- [WHAT THE EXERCISE ASKS]: Pictures aside, repeat every entry exactly.

Rows from a dataset
_ _ _ _ _ _ _

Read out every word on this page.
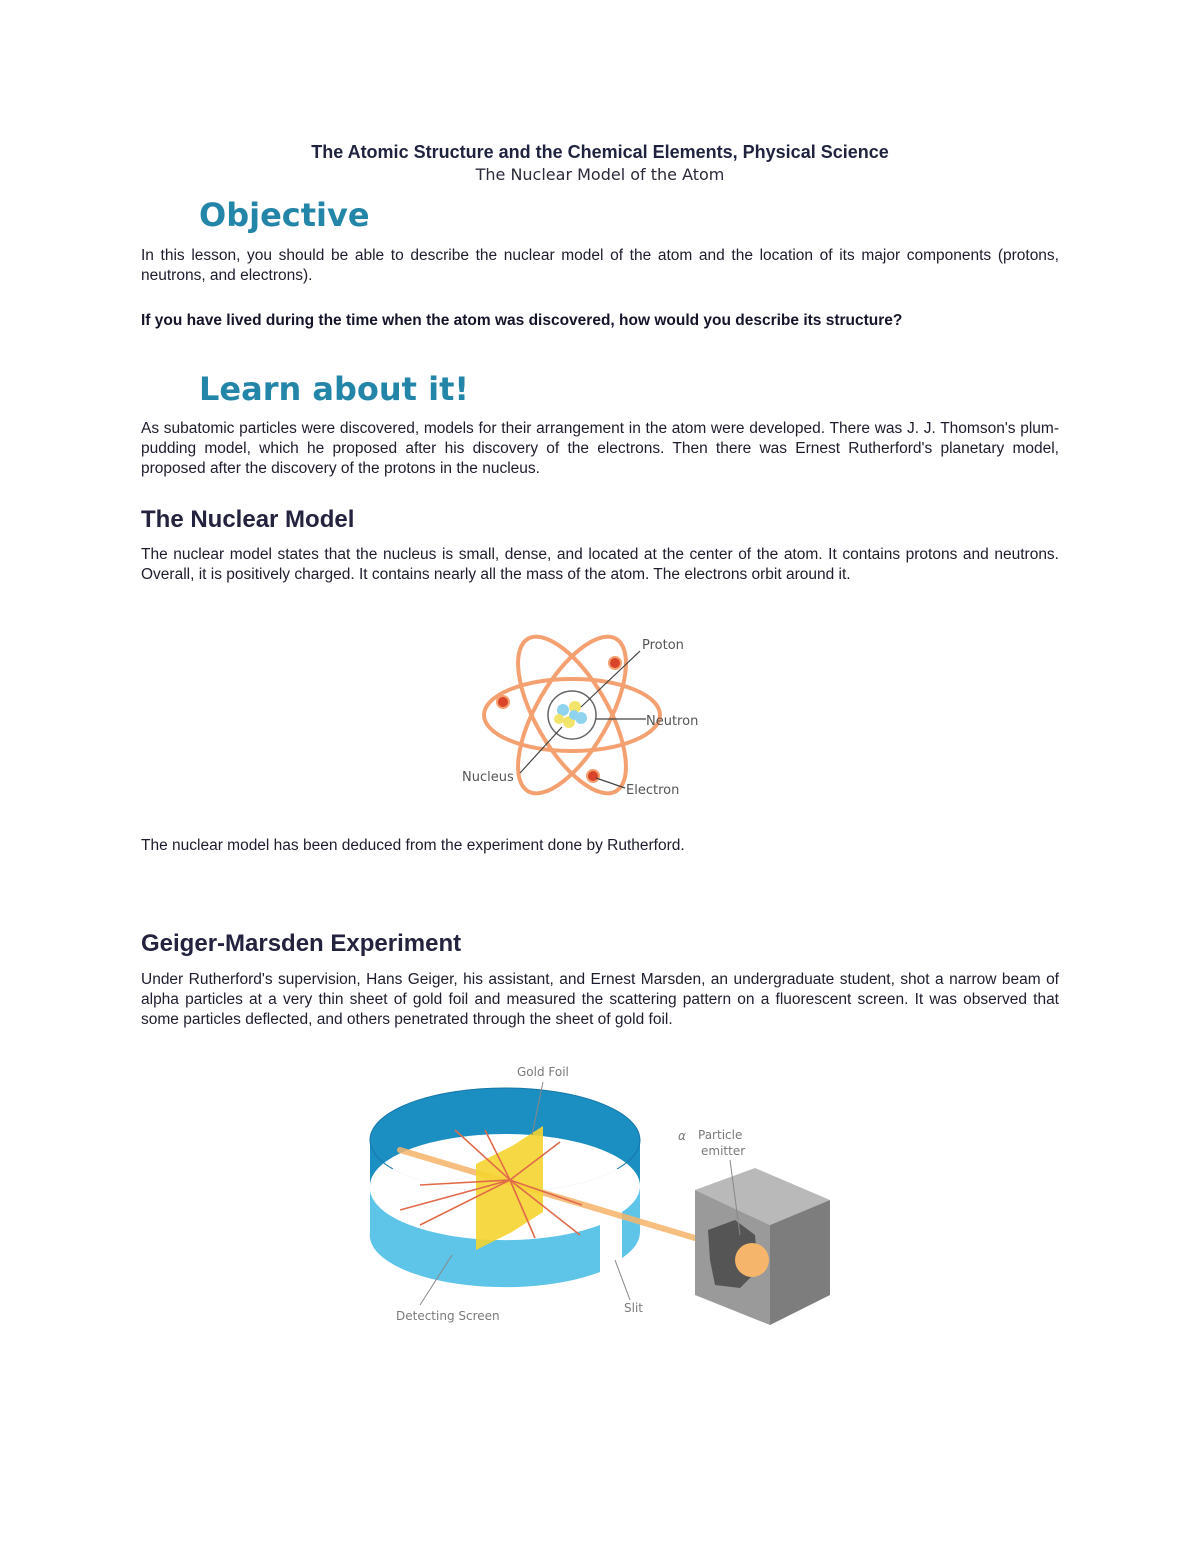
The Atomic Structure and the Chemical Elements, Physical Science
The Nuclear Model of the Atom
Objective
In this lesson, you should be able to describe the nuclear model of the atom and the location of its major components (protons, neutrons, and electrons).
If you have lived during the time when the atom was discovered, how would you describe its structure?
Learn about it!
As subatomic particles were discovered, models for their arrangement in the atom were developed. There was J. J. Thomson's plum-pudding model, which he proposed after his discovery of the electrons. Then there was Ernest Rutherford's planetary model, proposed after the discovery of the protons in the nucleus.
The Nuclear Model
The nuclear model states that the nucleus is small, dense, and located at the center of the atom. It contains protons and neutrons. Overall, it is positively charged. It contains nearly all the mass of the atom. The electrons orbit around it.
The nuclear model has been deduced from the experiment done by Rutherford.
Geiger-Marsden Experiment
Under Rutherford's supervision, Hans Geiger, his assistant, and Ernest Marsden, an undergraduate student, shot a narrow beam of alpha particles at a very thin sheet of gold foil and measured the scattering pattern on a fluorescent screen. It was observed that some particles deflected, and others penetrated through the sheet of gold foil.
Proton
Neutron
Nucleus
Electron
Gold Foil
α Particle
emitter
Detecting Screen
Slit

_ _ _ _ _ _ _

- [RESULT BELOW]:
Read out every word on this page.
The Atomic Structure and the Chemical Elements, Physical Science
The Nuclear Model of the Atom
Objective
In this lesson, you should be able to describe the nuclear model of the atom and the location of its major components (protons, neutrons, and electrons).
If you have lived during the time when the atom was discovered, how would you describe its structure?
Learn about it!
As subatomic particles were discovered, models for their arrangement in the atom were developed. There was J. J. Thomson's plum-pudding model, which he proposed after his discovery of the electrons. Then there was Ernest Rutherford's planetary model, proposed after the discovery of the protons in the nucleus.
The Nuclear Model
The nuclear model states that the nucleus is small, dense, and located at the center of the atom. It contains protons and neutrons. Overall, it is positively charged. It contains nearly all the mass of the atom. The electrons orbit around it.
The nuclear model has been deduced from the experiment done by Rutherford.
Geiger-Marsden Experiment
Under Rutherford's supervision, Hans Geiger, his assistant, and Ernest Marsden, an undergraduate student, shot a narrow beam of alpha particles at a very thin sheet of gold foil and measured the scattering pattern on a fluorescent screen. It was observed that some particles deflected, and others penetrated through the sheet of gold foil.
Proton
Neutron
Nucleus
Electron
Gold Foil
α Particle
emitter
Detecting Screen
Slit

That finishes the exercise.